▶ _Set exercise_: From the passage below about servicers in foreclosure, return word for word the stretch that begins at "So, what is" and stops after "Banks Use Servicers?".

▶ _Passage given_:
_____
When a person is facing foreclosure, they may think they’re going to spend a lot of their time working with the bank. After all, it’s the bank that wants mortgage payments made, so it makes sense that the homeowner would primarily deal with them. However, this isn’t always the case. In some cases, a servicer may take over the dealing, and regularly drop off documents to the homeowner. Sometimes, the servicer may even sign several important documents.
So, what is a servicer in a foreclosure proceeding? Is it legal for the bank to use them? What can a servicer legally do, and what can they not do? These questions are important for any homeowner in a foreclosure proceeding, as the role of the servicer could provide a valid foreclosure defense.
What Is a Servicer in Foreclosure?
A servicer is an individual or company the lender has hired to act on their behalf during foreclosure proceedings. They often call homeowners, send them documents, and otherwise communicate with the homeowner during the foreclosure proceeding.
Why Do Banks Use Servicers?
Simply because when it comes to mortgages, banks lend money. They are good at that, and that’s the work they want to focus on. Sometimes they do not have the capacity to keep amortization tables, keep track of interest, apply payments to the current mortgage, review escrow payments, or send out notices. Not having the capacity to do these things doesn’t necessarily mean the bank doesn’t want to. They want to focus on creating more loans, so they can make more money.
In the case that a foreclosure happens, they certainly don’t want to deal with litigation. For this reason, they will often send a servicer on their behalf to foreclosure hearings. This is the area where the role of a servicer is questioned. There is much debate on the role of a servicer in foreclosure hearings, and whether or not it’s legal for them to appear on behalf of the lender.
The Legality of a Servicer in Foreclosure Hearings
The questions surrounding the legality of a servicer in a foreclosure hearing focus on one main point. That is the fact that the lender, or the bank, created an agreement with the borrower, or the homeowner. The servicer is not a part of that agreement and the homeowner doesn’t owe the servicer anything.
_____
[Data entries extracted]
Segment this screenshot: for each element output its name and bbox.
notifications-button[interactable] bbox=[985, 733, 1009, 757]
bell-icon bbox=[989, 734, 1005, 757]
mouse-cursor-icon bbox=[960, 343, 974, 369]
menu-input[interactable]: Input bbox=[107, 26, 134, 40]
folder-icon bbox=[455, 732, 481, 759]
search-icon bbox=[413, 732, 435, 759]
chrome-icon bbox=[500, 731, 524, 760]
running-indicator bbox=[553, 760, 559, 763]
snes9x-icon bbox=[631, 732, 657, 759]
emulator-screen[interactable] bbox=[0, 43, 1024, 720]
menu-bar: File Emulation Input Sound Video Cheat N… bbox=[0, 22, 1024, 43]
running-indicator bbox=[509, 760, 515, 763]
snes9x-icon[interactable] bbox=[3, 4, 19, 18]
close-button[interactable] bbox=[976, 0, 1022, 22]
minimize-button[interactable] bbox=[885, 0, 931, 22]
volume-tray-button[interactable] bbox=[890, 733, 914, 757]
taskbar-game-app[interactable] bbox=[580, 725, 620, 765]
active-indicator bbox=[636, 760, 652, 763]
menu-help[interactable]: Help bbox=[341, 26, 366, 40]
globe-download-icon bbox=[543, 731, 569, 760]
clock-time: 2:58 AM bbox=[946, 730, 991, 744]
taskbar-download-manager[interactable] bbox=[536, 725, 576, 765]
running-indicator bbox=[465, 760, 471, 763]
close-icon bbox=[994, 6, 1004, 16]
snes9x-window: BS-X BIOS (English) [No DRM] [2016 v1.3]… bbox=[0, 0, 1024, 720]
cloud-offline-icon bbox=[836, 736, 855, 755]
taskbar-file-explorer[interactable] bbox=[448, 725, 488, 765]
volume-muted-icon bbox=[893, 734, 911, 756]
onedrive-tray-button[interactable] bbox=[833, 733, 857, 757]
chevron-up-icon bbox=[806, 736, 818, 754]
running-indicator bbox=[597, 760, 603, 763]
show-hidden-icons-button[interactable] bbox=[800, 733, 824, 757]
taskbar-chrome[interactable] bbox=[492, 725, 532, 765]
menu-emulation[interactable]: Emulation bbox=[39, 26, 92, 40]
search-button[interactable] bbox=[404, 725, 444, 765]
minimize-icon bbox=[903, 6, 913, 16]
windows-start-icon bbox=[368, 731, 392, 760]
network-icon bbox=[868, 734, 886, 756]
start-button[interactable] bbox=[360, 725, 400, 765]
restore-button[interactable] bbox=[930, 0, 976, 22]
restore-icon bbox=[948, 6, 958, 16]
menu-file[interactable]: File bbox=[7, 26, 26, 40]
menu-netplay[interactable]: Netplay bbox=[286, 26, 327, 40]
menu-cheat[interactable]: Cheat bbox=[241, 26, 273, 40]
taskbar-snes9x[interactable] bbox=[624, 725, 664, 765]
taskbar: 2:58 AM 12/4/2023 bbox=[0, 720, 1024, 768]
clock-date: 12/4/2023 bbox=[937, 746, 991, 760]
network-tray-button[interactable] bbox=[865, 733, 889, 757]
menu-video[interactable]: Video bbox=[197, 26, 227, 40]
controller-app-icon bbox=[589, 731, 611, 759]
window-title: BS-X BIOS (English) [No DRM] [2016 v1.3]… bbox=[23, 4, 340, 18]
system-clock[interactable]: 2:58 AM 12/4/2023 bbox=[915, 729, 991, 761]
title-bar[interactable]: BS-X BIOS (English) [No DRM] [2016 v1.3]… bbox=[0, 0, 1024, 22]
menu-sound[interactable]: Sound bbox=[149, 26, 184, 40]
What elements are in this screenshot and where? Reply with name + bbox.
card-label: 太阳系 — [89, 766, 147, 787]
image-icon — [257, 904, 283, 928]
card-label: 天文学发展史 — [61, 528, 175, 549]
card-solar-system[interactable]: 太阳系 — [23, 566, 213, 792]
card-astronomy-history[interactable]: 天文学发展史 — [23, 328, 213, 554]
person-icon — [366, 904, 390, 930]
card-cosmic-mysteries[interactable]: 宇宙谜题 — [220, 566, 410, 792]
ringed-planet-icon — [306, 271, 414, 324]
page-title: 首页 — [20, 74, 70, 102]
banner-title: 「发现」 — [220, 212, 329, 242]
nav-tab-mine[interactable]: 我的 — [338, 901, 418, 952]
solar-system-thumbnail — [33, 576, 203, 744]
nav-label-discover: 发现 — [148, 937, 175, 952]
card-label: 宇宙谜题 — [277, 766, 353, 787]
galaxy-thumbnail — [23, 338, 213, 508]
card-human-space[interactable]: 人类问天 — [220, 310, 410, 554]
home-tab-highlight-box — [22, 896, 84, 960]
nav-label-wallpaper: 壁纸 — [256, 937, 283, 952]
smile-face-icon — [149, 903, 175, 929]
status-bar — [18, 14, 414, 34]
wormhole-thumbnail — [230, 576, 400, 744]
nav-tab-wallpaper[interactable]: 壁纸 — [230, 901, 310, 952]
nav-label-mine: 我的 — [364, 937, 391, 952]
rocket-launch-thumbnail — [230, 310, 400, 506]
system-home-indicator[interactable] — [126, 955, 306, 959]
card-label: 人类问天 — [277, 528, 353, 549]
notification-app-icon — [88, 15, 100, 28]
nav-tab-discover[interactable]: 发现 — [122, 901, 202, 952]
_____
▶ _Answer_:
So, what is a servicer in a foreclosure proceeding? Is it legal for the bank to use them? What can a servicer legally do, and what can they not do? These questions are important for any homeowner in a foreclosure proceeding, as the role of the servicer could provide a valid foreclosure defense.
What Is a Servicer in Foreclosure?
A servicer is an individual or company the lender has hired to act on their behalf during foreclosure proceedings. They often call homeowners, send them documents, and otherwise communicate with the homeowner during the foreclosure proceeding.
Why Do Banks Use Servicers?